Dataset items:
* Begin *
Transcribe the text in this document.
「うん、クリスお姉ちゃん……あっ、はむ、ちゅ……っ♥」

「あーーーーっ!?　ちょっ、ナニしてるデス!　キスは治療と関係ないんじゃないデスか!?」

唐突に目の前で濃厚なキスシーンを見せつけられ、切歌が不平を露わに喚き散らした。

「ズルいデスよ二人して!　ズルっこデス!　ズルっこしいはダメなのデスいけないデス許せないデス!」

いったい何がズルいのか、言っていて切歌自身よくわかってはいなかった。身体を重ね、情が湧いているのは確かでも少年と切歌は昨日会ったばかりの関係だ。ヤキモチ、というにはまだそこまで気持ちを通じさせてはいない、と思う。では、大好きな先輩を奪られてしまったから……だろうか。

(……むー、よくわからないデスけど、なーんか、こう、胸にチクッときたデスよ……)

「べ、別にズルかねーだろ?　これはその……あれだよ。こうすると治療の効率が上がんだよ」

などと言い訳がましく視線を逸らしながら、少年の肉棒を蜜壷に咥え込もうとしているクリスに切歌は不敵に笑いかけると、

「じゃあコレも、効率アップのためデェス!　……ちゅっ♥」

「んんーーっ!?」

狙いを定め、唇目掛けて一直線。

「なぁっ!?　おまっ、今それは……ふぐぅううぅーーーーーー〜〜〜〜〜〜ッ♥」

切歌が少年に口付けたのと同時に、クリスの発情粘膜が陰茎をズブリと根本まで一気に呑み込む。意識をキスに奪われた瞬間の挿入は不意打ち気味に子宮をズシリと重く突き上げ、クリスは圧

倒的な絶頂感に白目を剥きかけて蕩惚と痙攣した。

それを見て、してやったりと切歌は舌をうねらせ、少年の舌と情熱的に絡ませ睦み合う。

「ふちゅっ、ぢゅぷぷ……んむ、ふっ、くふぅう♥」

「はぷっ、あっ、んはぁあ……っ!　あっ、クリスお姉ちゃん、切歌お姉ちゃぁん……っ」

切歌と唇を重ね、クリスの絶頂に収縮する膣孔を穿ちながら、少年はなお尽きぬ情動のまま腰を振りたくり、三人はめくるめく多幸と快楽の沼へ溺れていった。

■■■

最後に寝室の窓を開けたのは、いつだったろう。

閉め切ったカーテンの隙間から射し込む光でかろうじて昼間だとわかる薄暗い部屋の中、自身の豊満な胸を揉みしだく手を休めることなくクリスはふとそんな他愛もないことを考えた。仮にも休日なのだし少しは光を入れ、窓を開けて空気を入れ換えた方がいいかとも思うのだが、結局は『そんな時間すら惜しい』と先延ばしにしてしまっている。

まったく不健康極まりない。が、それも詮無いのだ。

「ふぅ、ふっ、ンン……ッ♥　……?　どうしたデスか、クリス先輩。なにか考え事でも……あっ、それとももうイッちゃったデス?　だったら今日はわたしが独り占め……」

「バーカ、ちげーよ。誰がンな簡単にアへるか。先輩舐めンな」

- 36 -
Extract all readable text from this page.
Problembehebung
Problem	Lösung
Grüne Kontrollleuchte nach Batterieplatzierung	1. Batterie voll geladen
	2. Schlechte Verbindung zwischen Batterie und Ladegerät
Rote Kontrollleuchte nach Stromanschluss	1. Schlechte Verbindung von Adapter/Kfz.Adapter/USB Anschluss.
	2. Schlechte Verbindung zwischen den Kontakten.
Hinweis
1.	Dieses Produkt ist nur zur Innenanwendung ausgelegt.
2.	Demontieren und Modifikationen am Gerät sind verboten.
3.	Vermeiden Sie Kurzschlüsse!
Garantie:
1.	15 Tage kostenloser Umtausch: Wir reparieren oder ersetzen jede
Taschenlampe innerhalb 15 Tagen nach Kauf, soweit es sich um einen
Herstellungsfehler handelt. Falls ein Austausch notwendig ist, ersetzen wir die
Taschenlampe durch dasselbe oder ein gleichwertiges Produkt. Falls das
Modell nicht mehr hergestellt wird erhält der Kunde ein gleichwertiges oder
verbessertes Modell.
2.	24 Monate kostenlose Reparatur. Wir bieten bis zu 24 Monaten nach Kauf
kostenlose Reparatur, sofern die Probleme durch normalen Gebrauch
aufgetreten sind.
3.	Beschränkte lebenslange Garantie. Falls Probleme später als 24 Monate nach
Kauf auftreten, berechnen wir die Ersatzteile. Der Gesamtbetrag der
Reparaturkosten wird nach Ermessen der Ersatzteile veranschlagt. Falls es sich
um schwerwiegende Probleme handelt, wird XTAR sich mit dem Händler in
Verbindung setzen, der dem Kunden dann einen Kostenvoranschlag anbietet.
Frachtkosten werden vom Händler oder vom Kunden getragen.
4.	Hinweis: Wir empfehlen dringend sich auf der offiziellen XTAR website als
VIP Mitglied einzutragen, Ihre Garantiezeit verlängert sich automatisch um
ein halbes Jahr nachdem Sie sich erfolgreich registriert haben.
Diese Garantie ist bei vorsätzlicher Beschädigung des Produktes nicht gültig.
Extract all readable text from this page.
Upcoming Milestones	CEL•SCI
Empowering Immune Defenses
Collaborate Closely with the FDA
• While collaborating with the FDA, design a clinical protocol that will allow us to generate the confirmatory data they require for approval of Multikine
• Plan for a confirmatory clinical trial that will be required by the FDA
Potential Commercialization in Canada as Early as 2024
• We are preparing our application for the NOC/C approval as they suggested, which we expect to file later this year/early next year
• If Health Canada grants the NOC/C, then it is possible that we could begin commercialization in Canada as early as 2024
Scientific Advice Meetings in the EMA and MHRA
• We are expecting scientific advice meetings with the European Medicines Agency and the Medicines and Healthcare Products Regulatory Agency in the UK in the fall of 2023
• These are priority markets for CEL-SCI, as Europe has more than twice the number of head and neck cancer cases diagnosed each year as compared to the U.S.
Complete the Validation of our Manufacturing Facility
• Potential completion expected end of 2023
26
* End *
Transcribe every entry exactly.

RESULT OF THE EXERCISE
Transcribe the text in this document.
「うん、クリスお姉ちゃん……あっ、はむ、ちゅ……っ♥」

「あーーーーっ!?　ちょっ、ナニしてるデス!　キスは治療と関係ないんじゃないデスか!?」

唐突に目の前で濃厚なキスシーンを見せつけられ、切歌が不平を露わに喚き散らした。

「ズルいデスよ二人して!　ズルっこデス!　ズルっこしいはダメなのデスいけないデス許せないデス!」

いったい何がズルいのか、言っていて切歌自身よくわかってはいなかった。身体を重ね、情が湧いているのは確かでも少年と切歌は昨日会ったばかりの関係だ。ヤキモチ、というにはまだそこまで気持ちを通じさせてはいない、と思う。では、大好きな先輩を奪られてしまったから……だろうか。

(……むー、よくわからないデスけど、なーんか、こう、胸にチクッときたデスよ……)

「べ、別にズルかねーだろ?　これはその……あれだよ。こうすると治療の効率が上がんだよ」

などと言い訳がましく視線を逸らしながら、少年の肉棒を蜜壷に咥え込もうとしているクリスに切歌は不敵に笑いかけると、

「じゃあコレも、効率アップのためデェス!　……ちゅっ♥」

「んんーーっ!?」

狙いを定め、唇目掛けて一直線。

「なぁっ!?　おまっ、今それは……ふぐぅううぅーーーーーー〜〜〜〜〜〜ッ♥」

切歌が少年に口付けたのと同時に、クリスの発情粘膜が陰茎をズブリと根本まで一気に呑み込む。意識をキスに奪われた瞬間の挿入は不意打ち気味に子宮をズシリと重く突き上げ、クリスは圧

倒的な絶頂感に白目を剥きかけて蕩惚と痙攣した。

それを見て、してやったりと切歌は舌をうねらせ、少年の舌と情熱的に絡ませ睦み合う。

「ふちゅっ、ぢゅぷぷ……んむ、ふっ、くふぅう♥」

「はぷっ、あっ、んはぁあ……っ!　あっ、クリスお姉ちゃん、切歌お姉ちゃぁん……っ」

切歌と唇を重ね、クリスの絶頂に収縮する膣孔を穿ちながら、少年はなお尽きぬ情動のまま腰を振りたくり、三人はめくるめく多幸と快楽の沼へ溺れていった。

■■■

最後に寝室の窓を開けたのは、いつだったろう。

閉め切ったカーテンの隙間から射し込む光でかろうじて昼間だとわかる薄暗い部屋の中、自身の豊満な胸を揉みしだく手を休めることなくクリスはふとそんな他愛もないことを考えた。仮にも休日なのだし少しは光を入れ、窓を開けて空気を入れ換えた方がいいかとも思うのだが、結局は『そんな時間すら惜しい』と先延ばしにしてしまっている。

まったく不健康極まりない。が、それも詮無いのだ。

「ふぅ、ふっ、ンン……ッ♥　……?　どうしたデスか、クリス先輩。なにか考え事でも……あっ、それとももうイッちゃったデス?　だったら今日はわたしが独り占め……」

「バーカ、ちげーよ。誰がンな簡単にアへるか。先輩舐めンな」

- 36 -
Extract all readable text from this page.
Problembehebung
Problem	Lösung
Grüne Kontrollleuchte nach Batterieplatzierung	1. Batterie voll geladen
	2. Schlechte Verbindung zwischen Batterie und Ladegerät
Rote Kontrollleuchte nach Stromanschluss	1. Schlechte Verbindung von Adapter/Kfz.Adapter/USB Anschluss.
	2. Schlechte Verbindung zwischen den Kontakten.
Hinweis
1.	Dieses Produkt ist nur zur Innenanwendung ausgelegt.
2.	Demontieren und Modifikationen am Gerät sind verboten.
3.	Vermeiden Sie Kurzschlüsse!
Garantie:
1.	15 Tage kostenloser Umtausch: Wir reparieren oder ersetzen jede
Taschenlampe innerhalb 15 Tagen nach Kauf, soweit es sich um einen
Herstellungsfehler handelt. Falls ein Austausch notwendig ist, ersetzen wir die
Taschenlampe durch dasselbe oder ein gleichwertiges Produkt. Falls das
Modell nicht mehr hergestellt wird erhält der Kunde ein gleichwertiges oder
verbessertes Modell.
2.	24 Monate kostenlose Reparatur. Wir bieten bis zu 24 Monaten nach Kauf
kostenlose Reparatur, sofern die Probleme durch normalen Gebrauch
aufgetreten sind.
3.	Beschränkte lebenslange Garantie. Falls Probleme später als 24 Monate nach
Kauf auftreten, berechnen wir die Ersatzteile. Der Gesamtbetrag der
Reparaturkosten wird nach Ermessen der Ersatzteile veranschlagt. Falls es sich
um schwerwiegende Probleme handelt, wird XTAR sich mit dem Händler in
Verbindung setzen, der dem Kunden dann einen Kostenvoranschlag anbietet.
Frachtkosten werden vom Händler oder vom Kunden getragen.
4.	Hinweis: Wir empfehlen dringend sich auf der offiziellen XTAR website als
VIP Mitglied einzutragen, Ihre Garantiezeit verlängert sich automatisch um
ein halbes Jahr nachdem Sie sich erfolgreich registriert haben.
Diese Garantie ist bei vorsätzlicher Beschädigung des Produktes nicht gültig.
Extract all readable text from this page.
Upcoming Milestones	CEL•SCI
Empowering Immune Defenses
Collaborate Closely with the FDA
• While collaborating with the FDA, design a clinical protocol that will allow us to generate the confirmatory data they require for approval of Multikine
• Plan for a confirmatory clinical trial that will be required by the FDA
Potential Commercialization in Canada as Early as 2024
• We are preparing our application for the NOC/C approval as they suggested, which we expect to file later this year/early next year
• If Health Canada grants the NOC/C, then it is possible that we could begin commercialization in Canada as early as 2024
Scientific Advice Meetings in the EMA and MHRA
• We are expecting scientific advice meetings with the European Medicines Agency and the Medicines and Healthcare Products Regulatory Agency in the UK in the fall of 2023
• These are priority markets for CEL-SCI, as Europe has more than twice the number of head and neck cancer cases diagnosed each year as compared to the U.S.
Complete the Validation of our Manufacturing Facility
• Potential completion expected end of 2023
26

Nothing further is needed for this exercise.